[begin DATA PROVIDED]

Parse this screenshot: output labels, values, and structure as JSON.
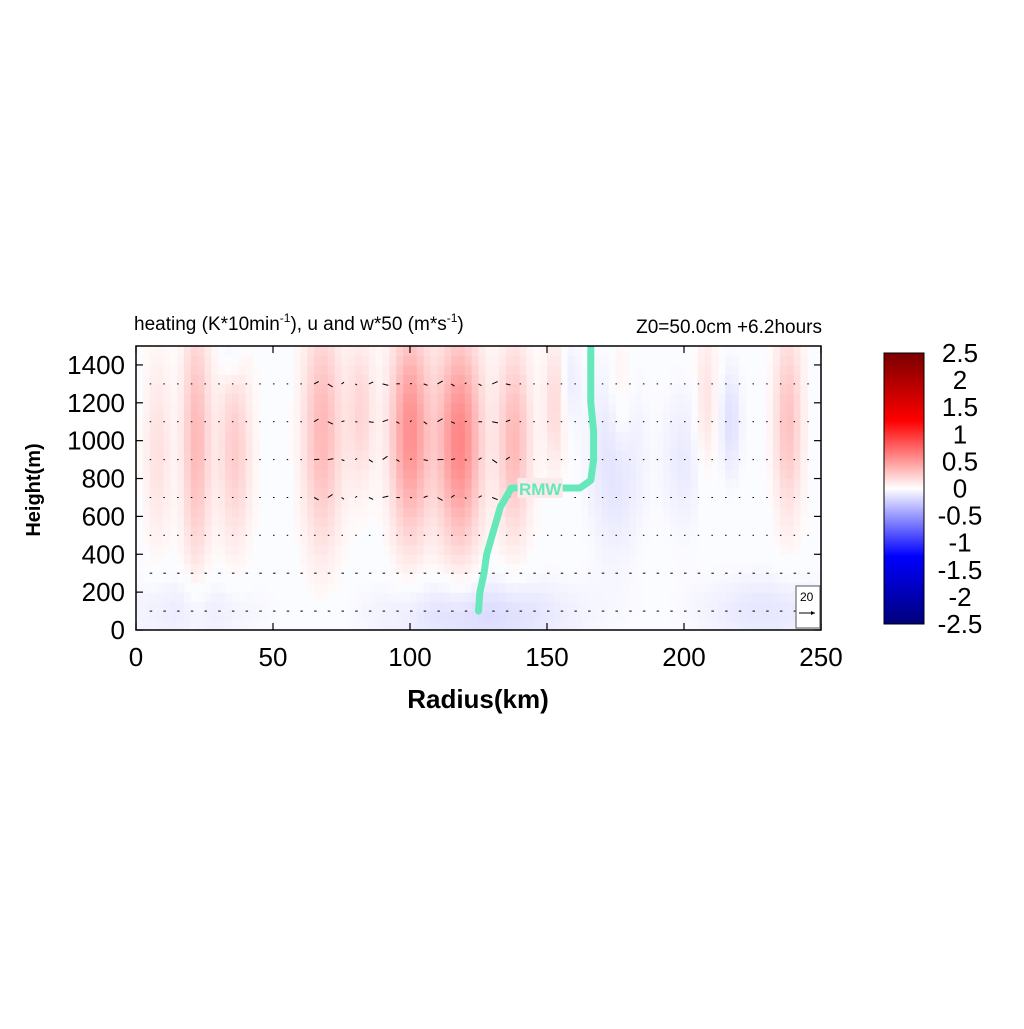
{
  "chart_data": {
    "type": "heatmap",
    "title": {
      "main": "heating (K*10min",
      "main_sup": "-1",
      "mid": "), u and w*50 (m*s",
      "mid_sup": "-1",
      "end": ")"
    },
    "annotation": "Z0=50.0cm  +6.2hours",
    "xlabel": "Radius(km)",
    "ylabel": "Height(m)",
    "xlim": [
      0,
      250
    ],
    "ylim": [
      0,
      1500
    ],
    "xticks": [
      "0",
      "50",
      "100",
      "150",
      "200",
      "250"
    ],
    "xtick_values": [
      0,
      50,
      100,
      150,
      200,
      250
    ],
    "yticks": [
      "0",
      "200",
      "400",
      "600",
      "800",
      "1000",
      "1200",
      "1400"
    ],
    "ytick_values": [
      0,
      200,
      400,
      600,
      800,
      1000,
      1200,
      1400
    ],
    "colorbar": {
      "min": -2.5,
      "max": 2.5,
      "ticks": [
        "2.5",
        "2",
        "1.5",
        "1",
        "0.5",
        "0",
        "-0.5",
        "-1",
        "-1.5",
        "-2",
        "-2.5"
      ],
      "tick_values": [
        2.5,
        2,
        1.5,
        1,
        0.5,
        0,
        -0.5,
        -1,
        -1.5,
        -2,
        -2.5
      ],
      "colors": [
        "#7a0000",
        "#ff0000",
        "#ffffff",
        "#0000ff",
        "#00007a"
      ]
    },
    "heating_blobs": [
      {
        "r": 8,
        "z": 950,
        "rw": 5,
        "zw": 500,
        "v": 0.15
      },
      {
        "r": 22,
        "z": 1000,
        "rw": 5,
        "zw": 650,
        "v": 0.35
      },
      {
        "r": 36,
        "z": 950,
        "rw": 6,
        "zw": 500,
        "v": 0.25
      },
      {
        "r": 68,
        "z": 1050,
        "rw": 7,
        "zw": 600,
        "v": 0.35
      },
      {
        "r": 82,
        "z": 1150,
        "rw": 5,
        "zw": 400,
        "v": 0.2
      },
      {
        "r": 100,
        "z": 1050,
        "rw": 7,
        "zw": 550,
        "v": 0.55
      },
      {
        "r": 118,
        "z": 1000,
        "rw": 8,
        "zw": 550,
        "v": 0.6
      },
      {
        "r": 138,
        "z": 1000,
        "rw": 6,
        "zw": 500,
        "v": 0.35
      },
      {
        "r": 153,
        "z": 1200,
        "rw": 4,
        "zw": 350,
        "v": 0.2
      },
      {
        "r": 177,
        "z": 1250,
        "rw": 4,
        "zw": 350,
        "v": 0.12
      },
      {
        "r": 208,
        "z": 1200,
        "rw": 4,
        "zw": 400,
        "v": 0.15
      },
      {
        "r": 238,
        "z": 1100,
        "rw": 5,
        "zw": 500,
        "v": 0.3
      },
      {
        "r": 125,
        "z": 80,
        "rw": 35,
        "zw": 200,
        "v": -0.18
      },
      {
        "r": 20,
        "z": 100,
        "rw": 25,
        "zw": 200,
        "v": -0.1
      },
      {
        "r": 230,
        "z": 100,
        "rw": 25,
        "zw": 200,
        "v": -0.12
      },
      {
        "r": 175,
        "z": 900,
        "rw": 10,
        "zw": 500,
        "v": -0.15
      },
      {
        "r": 200,
        "z": 900,
        "rw": 8,
        "zw": 400,
        "v": -0.1
      },
      {
        "r": 217,
        "z": 1100,
        "rw": 4,
        "zw": 300,
        "v": -0.15
      },
      {
        "r": 158,
        "z": 1300,
        "rw": 4,
        "zw": 250,
        "v": -0.1
      },
      {
        "r": 35,
        "z": 1450,
        "rw": 4,
        "zw": 150,
        "v": -0.12
      }
    ],
    "vector_levels": [
      100,
      300,
      500,
      700,
      900,
      1100,
      1300
    ],
    "rmw": {
      "label": "RMW",
      "color": "#66e8bb",
      "radius": [
        125,
        125.5,
        127,
        128,
        130,
        133,
        137,
        150,
        162,
        166,
        167,
        167,
        166,
        166,
        166
      ],
      "height": [
        100,
        200,
        300,
        400,
        500,
        650,
        750,
        750,
        750,
        790,
        900,
        1050,
        1200,
        1350,
        1500
      ]
    },
    "reference_vector": {
      "label": "20"
    }
  }
}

[end DATA PROVIDED]

> REQUIREMENTS
Reproduce every entry word for word, but skip any pictures.

> SOLUTION TO THE EXERCISE
Parse this screenshot: output labels, values, and structure as JSON.
{
  "chart_data": {
    "type": "heatmap",
    "title": {
      "main": "heating (K*10min",
      "main_sup": "-1",
      "mid": "), u and w*50 (m*s",
      "mid_sup": "-1",
      "end": ")"
    },
    "annotation": "Z0=50.0cm  +6.2hours",
    "xlabel": "Radius(km)",
    "ylabel": "Height(m)",
    "xlim": [
      0,
      250
    ],
    "ylim": [
      0,
      1500
    ],
    "xticks": [
      "0",
      "50",
      "100",
      "150",
      "200",
      "250"
    ],
    "xtick_values": [
      0,
      50,
      100,
      150,
      200,
      250
    ],
    "yticks": [
      "0",
      "200",
      "400",
      "600",
      "800",
      "1000",
      "1200",
      "1400"
    ],
    "ytick_values": [
      0,
      200,
      400,
      600,
      800,
      1000,
      1200,
      1400
    ],
    "colorbar": {
      "min": -2.5,
      "max": 2.5,
      "ticks": [
        "2.5",
        "2",
        "1.5",
        "1",
        "0.5",
        "0",
        "-0.5",
        "-1",
        "-1.5",
        "-2",
        "-2.5"
      ],
      "tick_values": [
        2.5,
        2,
        1.5,
        1,
        0.5,
        0,
        -0.5,
        -1,
        -1.5,
        -2,
        -2.5
      ],
      "colors": [
        "#7a0000",
        "#ff0000",
        "#ffffff",
        "#0000ff",
        "#00007a"
      ]
    },
    "heating_blobs": [
      {
        "r": 8,
        "z": 950,
        "rw": 5,
        "zw": 500,
        "v": 0.15
      },
      {
        "r": 22,
        "z": 1000,
        "rw": 5,
        "zw": 650,
        "v": 0.35
      },
      {
        "r": 36,
        "z": 950,
        "rw": 6,
        "zw": 500,
        "v": 0.25
      },
      {
        "r": 68,
        "z": 1050,
        "rw": 7,
        "zw": 600,
        "v": 0.35
      },
      {
        "r": 82,
        "z": 1150,
        "rw": 5,
        "zw": 400,
        "v": 0.2
      },
      {
        "r": 100,
        "z": 1050,
        "rw": 7,
        "zw": 550,
        "v": 0.55
      },
      {
        "r": 118,
        "z": 1000,
        "rw": 8,
        "zw": 550,
        "v": 0.6
      },
      {
        "r": 138,
        "z": 1000,
        "rw": 6,
        "zw": 500,
        "v": 0.35
      },
      {
        "r": 153,
        "z": 1200,
        "rw": 4,
        "zw": 350,
        "v": 0.2
      },
      {
        "r": 177,
        "z": 1250,
        "rw": 4,
        "zw": 350,
        "v": 0.12
      },
      {
        "r": 208,
        "z": 1200,
        "rw": 4,
        "zw": 400,
        "v": 0.15
      },
      {
        "r": 238,
        "z": 1100,
        "rw": 5,
        "zw": 500,
        "v": 0.3
      },
      {
        "r": 125,
        "z": 80,
        "rw": 35,
        "zw": 200,
        "v": -0.18
      },
      {
        "r": 20,
        "z": 100,
        "rw": 25,
        "zw": 200,
        "v": -0.1
      },
      {
        "r": 230,
        "z": 100,
        "rw": 25,
        "zw": 200,
        "v": -0.12
      },
      {
        "r": 175,
        "z": 900,
        "rw": 10,
        "zw": 500,
        "v": -0.15
      },
      {
        "r": 200,
        "z": 900,
        "rw": 8,
        "zw": 400,
        "v": -0.1
      },
      {
        "r": 217,
        "z": 1100,
        "rw": 4,
        "zw": 300,
        "v": -0.15
      },
      {
        "r": 158,
        "z": 1300,
        "rw": 4,
        "zw": 250,
        "v": -0.1
      },
      {
        "r": 35,
        "z": 1450,
        "rw": 4,
        "zw": 150,
        "v": -0.12
      }
    ],
    "vector_levels": [
      100,
      300,
      500,
      700,
      900,
      1100,
      1300
    ],
    "rmw": {
      "label": "RMW",
      "color": "#66e8bb",
      "radius": [
        125,
        125.5,
        127,
        128,
        130,
        133,
        137,
        150,
        162,
        166,
        167,
        167,
        166,
        166,
        166
      ],
      "height": [
        100,
        200,
        300,
        400,
        500,
        650,
        750,
        750,
        750,
        790,
        900,
        1050,
        1200,
        1350,
        1500
      ]
    },
    "reference_vector": {
      "label": "20"
    }
  }
}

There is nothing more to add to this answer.